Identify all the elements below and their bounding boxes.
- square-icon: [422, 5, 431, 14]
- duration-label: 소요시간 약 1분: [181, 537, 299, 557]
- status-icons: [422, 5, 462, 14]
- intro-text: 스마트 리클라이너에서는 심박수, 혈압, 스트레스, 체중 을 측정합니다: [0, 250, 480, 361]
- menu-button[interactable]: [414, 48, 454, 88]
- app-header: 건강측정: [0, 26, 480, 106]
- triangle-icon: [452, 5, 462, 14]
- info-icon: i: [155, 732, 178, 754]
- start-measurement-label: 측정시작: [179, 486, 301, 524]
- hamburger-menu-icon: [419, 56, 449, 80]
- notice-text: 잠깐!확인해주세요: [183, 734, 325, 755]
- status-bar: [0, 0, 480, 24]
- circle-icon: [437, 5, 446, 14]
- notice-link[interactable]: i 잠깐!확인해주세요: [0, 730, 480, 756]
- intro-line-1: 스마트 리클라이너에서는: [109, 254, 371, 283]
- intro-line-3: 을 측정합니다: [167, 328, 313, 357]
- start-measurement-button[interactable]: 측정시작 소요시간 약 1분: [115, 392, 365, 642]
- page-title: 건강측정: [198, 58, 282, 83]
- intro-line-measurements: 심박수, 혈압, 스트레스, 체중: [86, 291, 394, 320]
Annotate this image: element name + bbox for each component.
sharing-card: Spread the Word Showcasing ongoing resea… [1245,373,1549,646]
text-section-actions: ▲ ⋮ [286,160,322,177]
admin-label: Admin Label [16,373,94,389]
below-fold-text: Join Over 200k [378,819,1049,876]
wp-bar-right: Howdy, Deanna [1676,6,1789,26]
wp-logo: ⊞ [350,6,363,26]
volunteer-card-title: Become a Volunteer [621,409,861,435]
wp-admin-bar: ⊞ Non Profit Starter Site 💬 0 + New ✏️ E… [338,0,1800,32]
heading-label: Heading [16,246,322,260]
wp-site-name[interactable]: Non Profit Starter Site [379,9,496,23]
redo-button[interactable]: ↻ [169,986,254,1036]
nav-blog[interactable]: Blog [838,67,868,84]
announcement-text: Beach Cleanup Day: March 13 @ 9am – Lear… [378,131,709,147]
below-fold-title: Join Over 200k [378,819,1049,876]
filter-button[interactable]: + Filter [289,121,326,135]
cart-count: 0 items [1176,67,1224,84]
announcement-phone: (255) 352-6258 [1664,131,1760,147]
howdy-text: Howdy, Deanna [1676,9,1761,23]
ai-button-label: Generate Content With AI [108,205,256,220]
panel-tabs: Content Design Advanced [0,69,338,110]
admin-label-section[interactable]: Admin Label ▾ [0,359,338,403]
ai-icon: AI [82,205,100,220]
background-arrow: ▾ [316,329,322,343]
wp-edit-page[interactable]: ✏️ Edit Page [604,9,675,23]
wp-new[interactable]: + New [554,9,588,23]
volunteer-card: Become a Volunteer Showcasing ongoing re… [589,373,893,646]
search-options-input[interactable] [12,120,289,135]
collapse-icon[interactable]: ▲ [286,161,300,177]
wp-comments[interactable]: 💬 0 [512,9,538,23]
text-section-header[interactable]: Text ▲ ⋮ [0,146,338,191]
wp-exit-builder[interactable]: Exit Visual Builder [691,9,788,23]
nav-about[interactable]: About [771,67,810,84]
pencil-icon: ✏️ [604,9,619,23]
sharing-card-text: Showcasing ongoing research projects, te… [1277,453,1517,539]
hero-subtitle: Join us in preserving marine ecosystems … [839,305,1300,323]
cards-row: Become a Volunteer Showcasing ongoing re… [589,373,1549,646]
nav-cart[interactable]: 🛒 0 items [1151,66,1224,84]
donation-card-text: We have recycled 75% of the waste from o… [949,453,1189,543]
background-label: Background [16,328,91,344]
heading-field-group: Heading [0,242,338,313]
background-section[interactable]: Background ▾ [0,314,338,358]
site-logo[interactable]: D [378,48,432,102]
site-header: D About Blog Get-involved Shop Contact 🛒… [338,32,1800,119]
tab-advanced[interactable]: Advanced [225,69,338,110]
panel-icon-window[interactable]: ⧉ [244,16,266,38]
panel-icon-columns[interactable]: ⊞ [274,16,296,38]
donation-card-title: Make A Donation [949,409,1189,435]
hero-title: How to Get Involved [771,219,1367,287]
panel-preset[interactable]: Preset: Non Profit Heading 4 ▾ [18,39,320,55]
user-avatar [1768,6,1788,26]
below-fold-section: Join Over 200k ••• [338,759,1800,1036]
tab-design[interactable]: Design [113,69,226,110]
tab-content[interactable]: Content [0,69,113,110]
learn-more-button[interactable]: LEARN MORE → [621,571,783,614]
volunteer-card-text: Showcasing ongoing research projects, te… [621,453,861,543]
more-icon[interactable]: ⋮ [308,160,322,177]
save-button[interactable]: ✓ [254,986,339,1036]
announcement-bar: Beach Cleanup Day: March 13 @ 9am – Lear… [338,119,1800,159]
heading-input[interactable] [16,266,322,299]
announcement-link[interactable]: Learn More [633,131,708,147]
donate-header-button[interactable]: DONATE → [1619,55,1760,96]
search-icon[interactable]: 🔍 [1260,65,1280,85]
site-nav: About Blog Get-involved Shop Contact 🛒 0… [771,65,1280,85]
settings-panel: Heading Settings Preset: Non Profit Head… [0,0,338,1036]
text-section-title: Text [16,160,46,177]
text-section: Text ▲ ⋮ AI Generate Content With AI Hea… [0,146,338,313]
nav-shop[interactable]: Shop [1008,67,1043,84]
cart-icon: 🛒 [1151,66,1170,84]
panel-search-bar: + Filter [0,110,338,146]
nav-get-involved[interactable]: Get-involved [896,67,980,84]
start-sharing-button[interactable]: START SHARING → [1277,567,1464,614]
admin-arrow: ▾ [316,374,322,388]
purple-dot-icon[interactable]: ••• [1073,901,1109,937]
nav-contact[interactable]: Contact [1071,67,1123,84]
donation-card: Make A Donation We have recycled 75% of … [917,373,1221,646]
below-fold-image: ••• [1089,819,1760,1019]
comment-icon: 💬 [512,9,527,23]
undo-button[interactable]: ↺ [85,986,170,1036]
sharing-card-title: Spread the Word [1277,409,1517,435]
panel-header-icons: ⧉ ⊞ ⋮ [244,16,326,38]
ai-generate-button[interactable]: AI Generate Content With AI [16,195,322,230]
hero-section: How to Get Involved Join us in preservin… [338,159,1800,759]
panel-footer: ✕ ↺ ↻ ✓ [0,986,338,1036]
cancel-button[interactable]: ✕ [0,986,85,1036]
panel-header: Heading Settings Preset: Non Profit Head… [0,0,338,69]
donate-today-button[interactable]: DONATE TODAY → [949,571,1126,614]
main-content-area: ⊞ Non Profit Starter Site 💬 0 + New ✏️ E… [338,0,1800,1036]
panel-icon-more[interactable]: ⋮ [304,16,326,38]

----------------

TASK DESCRIPTION
Reproduce every line of both entries above verbatim, keeping each character, number, and line break unchanged.

RESULT OF THIS EXERCISE
Identify all the elements below and their bounding boxes.
- square-icon: [422, 5, 431, 14]
- duration-label: 소요시간 약 1분: [181, 537, 299, 557]
- status-icons: [422, 5, 462, 14]
- intro-text: 스마트 리클라이너에서는 심박수, 혈압, 스트레스, 체중 을 측정합니다: [0, 250, 480, 361]
- menu-button[interactable]: [414, 48, 454, 88]
- app-header: 건강측정: [0, 26, 480, 106]
- triangle-icon: [452, 5, 462, 14]
- info-icon: i: [155, 732, 178, 754]
- start-measurement-label: 측정시작: [179, 486, 301, 524]
- hamburger-menu-icon: [419, 56, 449, 80]
- notice-text: 잠깐!확인해주세요: [183, 734, 325, 755]
- status-bar: [0, 0, 480, 24]
- circle-icon: [437, 5, 446, 14]
- notice-link[interactable]: i 잠깐!확인해주세요: [0, 730, 480, 756]
- intro-line-1: 스마트 리클라이너에서는: [109, 254, 371, 283]
- intro-line-3: 을 측정합니다: [167, 328, 313, 357]
- start-measurement-button[interactable]: 측정시작 소요시간 약 1분: [115, 392, 365, 642]
- page-title: 건강측정: [198, 58, 282, 83]
- intro-line-measurements: 심박수, 혈압, 스트레스, 체중: [86, 291, 394, 320]
Annotate this image: element name + bbox for each component.
sharing-card: Spread the Word Showcasing ongoing resea… [1245,373,1549,646]
text-section-actions: ▲ ⋮ [286,160,322,177]
admin-label: Admin Label [16,373,94,389]
below-fold-text: Join Over 200k [378,819,1049,876]
wp-bar-right: Howdy, Deanna [1676,6,1789,26]
wp-logo: ⊞ [350,6,363,26]
volunteer-card-title: Become a Volunteer [621,409,861,435]
wp-admin-bar: ⊞ Non Profit Starter Site 💬 0 + New ✏️ E… [338,0,1800,32]
heading-label: Heading [16,246,322,260]
wp-site-name[interactable]: Non Profit Starter Site [379,9,496,23]
redo-button[interactable]: ↻ [169,986,254,1036]
nav-blog[interactable]: Blog [838,67,868,84]
announcement-text: Beach Cleanup Day: March 13 @ 9am – Lear… [378,131,709,147]
below-fold-title: Join Over 200k [378,819,1049,876]
filter-button[interactable]: + Filter [289,121,326,135]
cart-count: 0 items [1176,67,1224,84]
announcement-phone: (255) 352-6258 [1664,131,1760,147]
howdy-text: Howdy, Deanna [1676,9,1761,23]
ai-button-label: Generate Content With AI [108,205,256,220]
panel-tabs: Content Design Advanced [0,69,338,110]
admin-label-section[interactable]: Admin Label ▾ [0,359,338,403]
ai-icon: AI [82,205,100,220]
background-arrow: ▾ [316,329,322,343]
wp-edit-page[interactable]: ✏️ Edit Page [604,9,675,23]
wp-new[interactable]: + New [554,9,588,23]
volunteer-card: Become a Volunteer Showcasing ongoing re… [589,373,893,646]
search-options-input[interactable] [12,120,289,135]
collapse-icon[interactable]: ▲ [286,161,300,177]
wp-comments[interactable]: 💬 0 [512,9,538,23]
text-section-header[interactable]: Text ▲ ⋮ [0,146,338,191]
wp-exit-builder[interactable]: Exit Visual Builder [691,9,788,23]
nav-about[interactable]: About [771,67,810,84]
pencil-icon: ✏️ [604,9,619,23]
sharing-card-text: Showcasing ongoing research projects, te… [1277,453,1517,539]
hero-subtitle: Join us in preserving marine ecosystems … [839,305,1300,323]
cards-row: Become a Volunteer Showcasing ongoing re… [589,373,1549,646]
nav-cart[interactable]: 🛒 0 items [1151,66,1224,84]
donation-card-text: We have recycled 75% of the waste from o… [949,453,1189,543]
background-label: Background [16,328,91,344]
heading-field-group: Heading [0,242,338,313]
background-section[interactable]: Background ▾ [0,314,338,358]
site-logo[interactable]: D [378,48,432,102]
site-header: D About Blog Get-involved Shop Contact 🛒… [338,32,1800,119]
tab-advanced[interactable]: Advanced [225,69,338,110]
panel-icon-window[interactable]: ⧉ [244,16,266,38]
panel-icon-columns[interactable]: ⊞ [274,16,296,38]
donation-card-title: Make A Donation [949,409,1189,435]
hero-title: How to Get Involved [771,219,1367,287]
panel-preset[interactable]: Preset: Non Profit Heading 4 ▾ [18,39,320,55]
user-avatar [1768,6,1788,26]
below-fold-section: Join Over 200k ••• [338,759,1800,1036]
tab-design[interactable]: Design [113,69,226,110]
tab-content[interactable]: Content [0,69,113,110]
learn-more-button[interactable]: LEARN MORE → [621,571,783,614]
volunteer-card-text: Showcasing ongoing research projects, te… [621,453,861,543]
more-icon[interactable]: ⋮ [308,160,322,177]
save-button[interactable]: ✓ [254,986,339,1036]
announcement-bar: Beach Cleanup Day: March 13 @ 9am – Lear… [338,119,1800,159]
heading-input[interactable] [16,266,322,299]
announcement-link[interactable]: Learn More [633,131,708,147]
donate-header-button[interactable]: DONATE → [1619,55,1760,96]
search-icon[interactable]: 🔍 [1260,65,1280,85]
site-nav: About Blog Get-involved Shop Contact 🛒 0… [771,65,1280,85]
settings-panel: Heading Settings Preset: Non Profit Head… [0,0,338,1036]
text-section-title: Text [16,160,46,177]
text-section: Text ▲ ⋮ AI Generate Content With AI Hea… [0,146,338,313]
nav-shop[interactable]: Shop [1008,67,1043,84]
cart-icon: 🛒 [1151,66,1170,84]
panel-search-bar: + Filter [0,110,338,146]
nav-get-involved[interactable]: Get-involved [896,67,980,84]
start-sharing-button[interactable]: START SHARING → [1277,567,1464,614]
admin-arrow: ▾ [316,374,322,388]
purple-dot-icon[interactable]: ••• [1073,901,1109,937]
nav-contact[interactable]: Contact [1071,67,1123,84]
donation-card: Make A Donation We have recycled 75% of … [917,373,1221,646]
below-fold-image: ••• [1089,819,1760,1019]
comment-icon: 💬 [512,9,527,23]
undo-button[interactable]: ↺ [85,986,170,1036]
sharing-card-title: Spread the Word [1277,409,1517,435]
panel-header-icons: ⧉ ⊞ ⋮ [244,16,326,38]
ai-generate-button[interactable]: AI Generate Content With AI [16,195,322,230]
hero-section: How to Get Involved Join us in preservin… [338,159,1800,759]
panel-footer: ✕ ↺ ↻ ✓ [0,986,338,1036]
cancel-button[interactable]: ✕ [0,986,85,1036]
panel-header: Heading Settings Preset: Non Profit Head… [0,0,338,69]
donate-today-button[interactable]: DONATE TODAY → [949,571,1126,614]
main-content-area: ⊞ Non Profit Starter Site 💬 0 + New ✏️ E… [338,0,1800,1036]
panel-icon-more[interactable]: ⋮ [304,16,326,38]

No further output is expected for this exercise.